_Given task_:
Examine the material below. Gather every line in which the string "must" appears.

● ● ●

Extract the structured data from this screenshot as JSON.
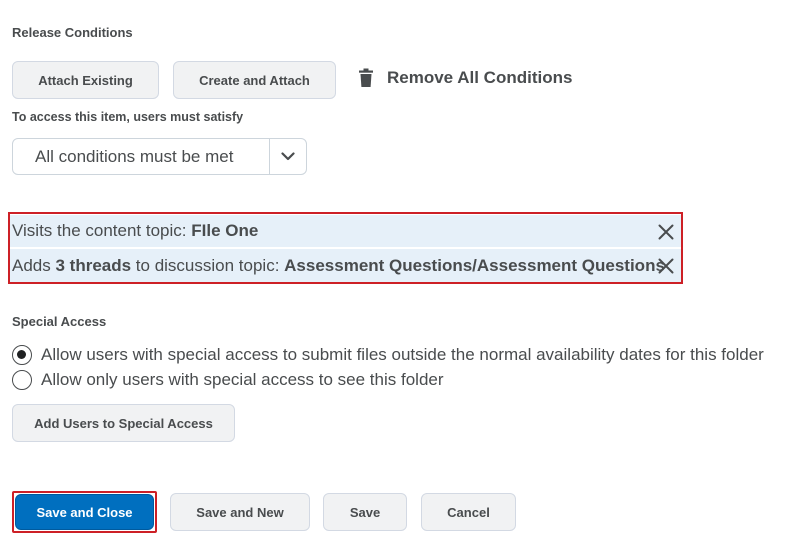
{
  "release_conditions": {
    "label": "Release Conditions",
    "attach_existing": "Attach Existing",
    "create_and_attach": "Create and Attach",
    "remove_all": "Remove All Conditions"
  },
  "access": {
    "label": "To access this item, users must satisfy",
    "selected": "All conditions must be met"
  },
  "conditions": [
    {
      "prefix": "Visits the content topic: ",
      "bold1": "FIle One",
      "middle": "",
      "bold2": ""
    },
    {
      "prefix": "Adds ",
      "bold1": "3 threads",
      "middle": " to discussion topic: ",
      "bold2": "Assessment Questions/Assessment Questions"
    }
  ],
  "special_access": {
    "label": "Special Access",
    "option_outside_dates": "Allow users with special access to submit files outside the normal availability dates for this folder",
    "option_only_special": "Allow only users with special access to see this folder",
    "selected": "outside_dates",
    "add_users": "Add Users to Special Access"
  },
  "footer": {
    "save_close": "Save and Close",
    "save_new": "Save and New",
    "save": "Save",
    "cancel": "Cancel"
  },
  "colors": {
    "primary": "#006fbf",
    "highlight_border": "#cd2026",
    "condition_bg": "#e6f0f9"
  }
}
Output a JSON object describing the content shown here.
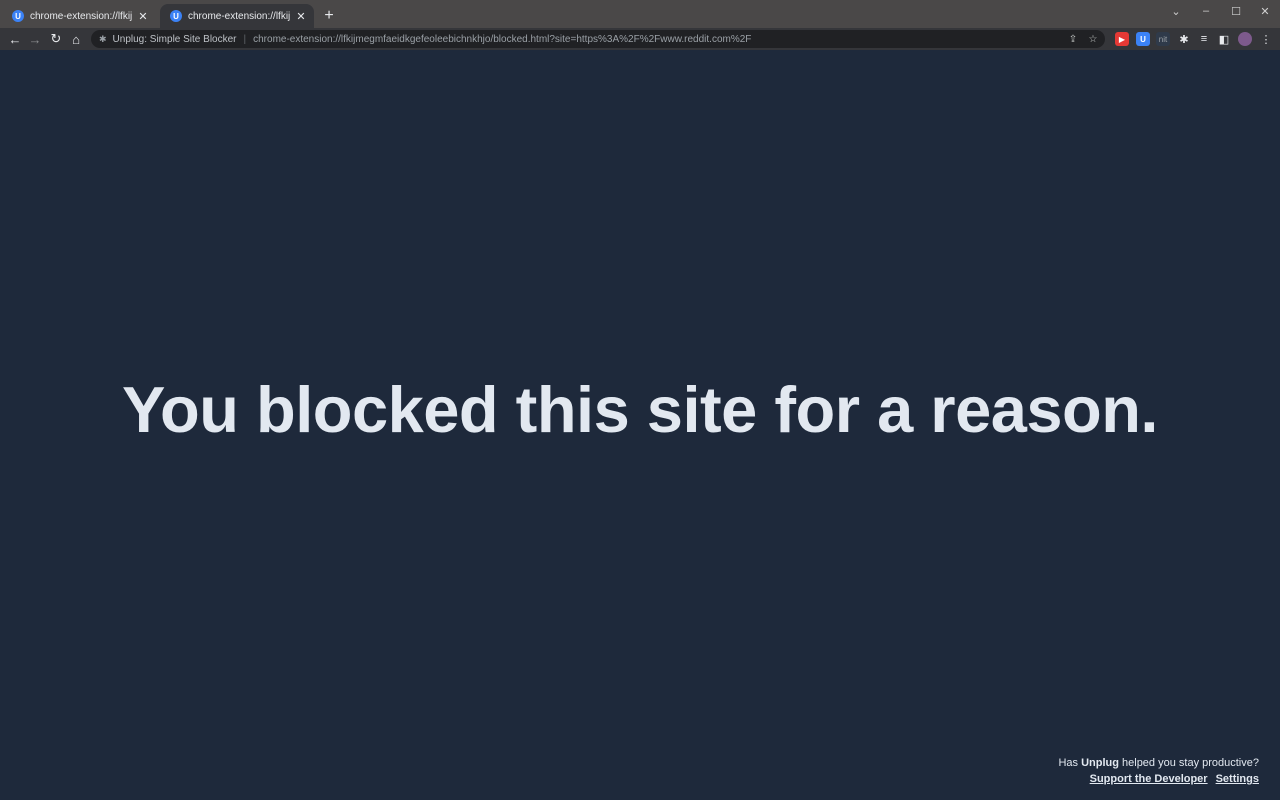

● ● ●

_Response to the exercise_:
    "label": "To access this item, users must satisfy",
    "selected": "All conditions must be met"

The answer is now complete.